Where the data below has the string "настоящего", return the whole line.

[A block of data]
══════
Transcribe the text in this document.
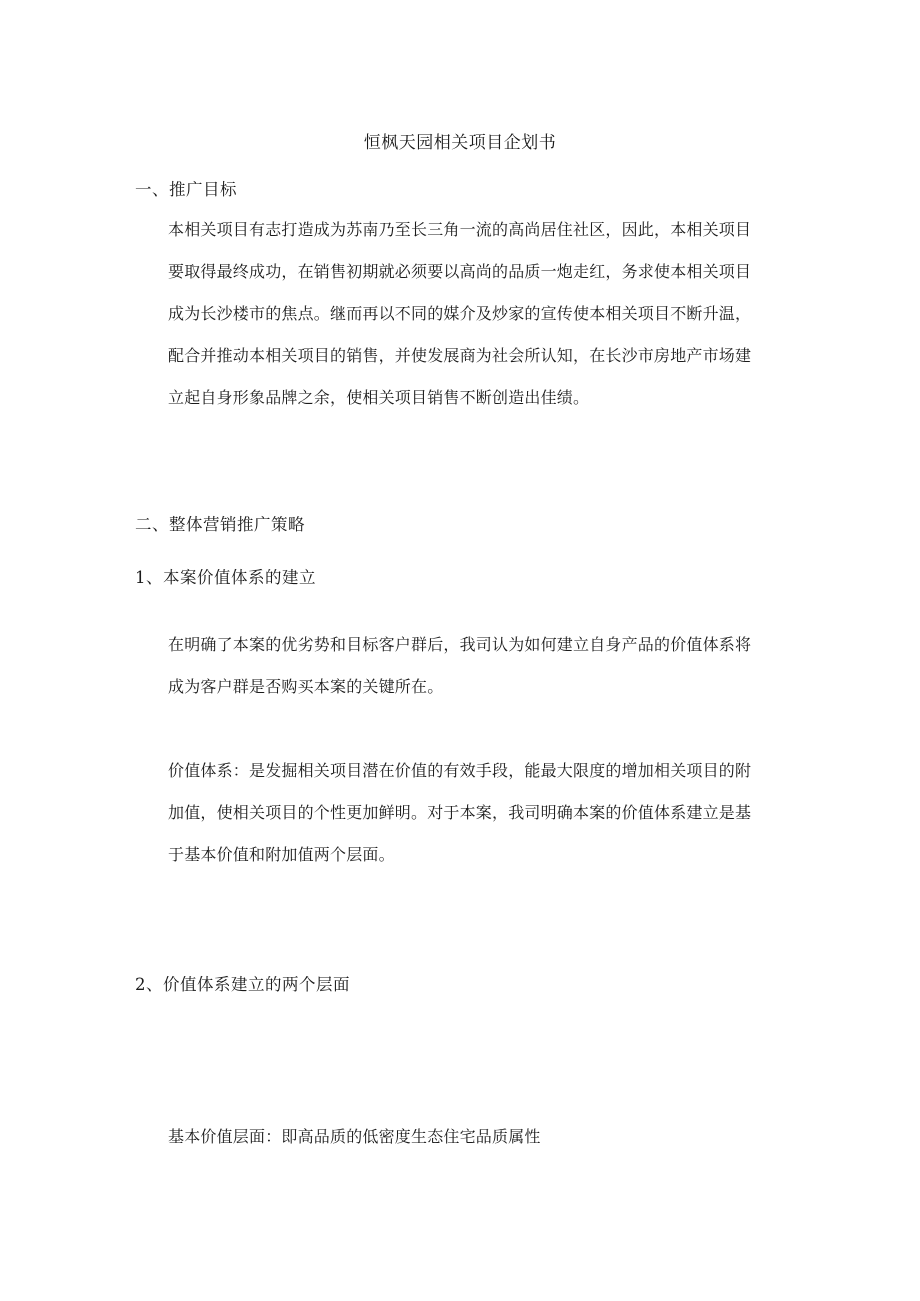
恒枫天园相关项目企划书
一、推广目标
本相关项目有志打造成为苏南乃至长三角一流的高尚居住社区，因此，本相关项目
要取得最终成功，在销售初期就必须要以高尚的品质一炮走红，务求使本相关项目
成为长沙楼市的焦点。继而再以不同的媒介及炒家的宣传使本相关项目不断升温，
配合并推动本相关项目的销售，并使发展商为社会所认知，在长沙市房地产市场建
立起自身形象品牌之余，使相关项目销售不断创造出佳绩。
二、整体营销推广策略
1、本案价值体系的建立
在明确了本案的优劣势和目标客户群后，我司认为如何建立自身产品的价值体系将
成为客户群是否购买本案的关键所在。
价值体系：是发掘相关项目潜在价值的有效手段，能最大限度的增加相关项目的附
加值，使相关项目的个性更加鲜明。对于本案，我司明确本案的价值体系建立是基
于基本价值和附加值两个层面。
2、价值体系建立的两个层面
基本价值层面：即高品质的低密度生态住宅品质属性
══════
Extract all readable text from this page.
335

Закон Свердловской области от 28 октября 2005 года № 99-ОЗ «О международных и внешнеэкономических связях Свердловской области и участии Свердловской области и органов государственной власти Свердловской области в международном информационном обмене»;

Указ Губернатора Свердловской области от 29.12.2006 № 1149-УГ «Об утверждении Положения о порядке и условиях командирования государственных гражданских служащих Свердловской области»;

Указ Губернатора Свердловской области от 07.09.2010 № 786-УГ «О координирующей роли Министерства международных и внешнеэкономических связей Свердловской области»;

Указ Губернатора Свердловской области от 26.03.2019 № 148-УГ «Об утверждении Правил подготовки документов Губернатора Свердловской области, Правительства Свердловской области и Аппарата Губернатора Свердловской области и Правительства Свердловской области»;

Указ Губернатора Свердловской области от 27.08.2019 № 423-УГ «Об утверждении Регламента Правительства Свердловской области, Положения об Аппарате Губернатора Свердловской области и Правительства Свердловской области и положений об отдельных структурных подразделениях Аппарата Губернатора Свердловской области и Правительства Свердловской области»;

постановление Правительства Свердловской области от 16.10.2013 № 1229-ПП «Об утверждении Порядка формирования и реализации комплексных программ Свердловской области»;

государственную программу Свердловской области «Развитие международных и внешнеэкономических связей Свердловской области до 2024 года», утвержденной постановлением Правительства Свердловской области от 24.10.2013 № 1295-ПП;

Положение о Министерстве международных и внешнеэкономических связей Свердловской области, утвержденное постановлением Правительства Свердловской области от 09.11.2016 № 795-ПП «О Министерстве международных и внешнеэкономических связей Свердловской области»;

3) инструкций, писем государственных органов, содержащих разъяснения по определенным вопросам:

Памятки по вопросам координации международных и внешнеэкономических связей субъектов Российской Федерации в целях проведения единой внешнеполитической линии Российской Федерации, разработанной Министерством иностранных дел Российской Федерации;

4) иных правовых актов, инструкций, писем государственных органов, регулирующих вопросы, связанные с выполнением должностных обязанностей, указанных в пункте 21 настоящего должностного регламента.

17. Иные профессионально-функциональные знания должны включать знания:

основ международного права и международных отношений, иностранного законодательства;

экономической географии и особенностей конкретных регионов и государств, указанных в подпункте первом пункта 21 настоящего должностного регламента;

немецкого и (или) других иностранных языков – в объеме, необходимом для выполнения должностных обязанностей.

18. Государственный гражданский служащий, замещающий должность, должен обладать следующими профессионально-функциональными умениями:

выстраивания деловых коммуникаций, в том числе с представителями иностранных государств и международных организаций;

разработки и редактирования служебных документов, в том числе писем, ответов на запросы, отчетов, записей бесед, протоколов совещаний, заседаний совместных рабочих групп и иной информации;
══════
Task result
4) иных правовых актов, инструкций, писем государственных органов, регулирующих вопросы, связанные с выполнением должностных обязанностей, указанных в пункте 21 настоящего должностного регламента.
экономической географии и особенностей конкретных регионов и государств, указанных в подпункте первом пункта 21 настоящего должностного регламента;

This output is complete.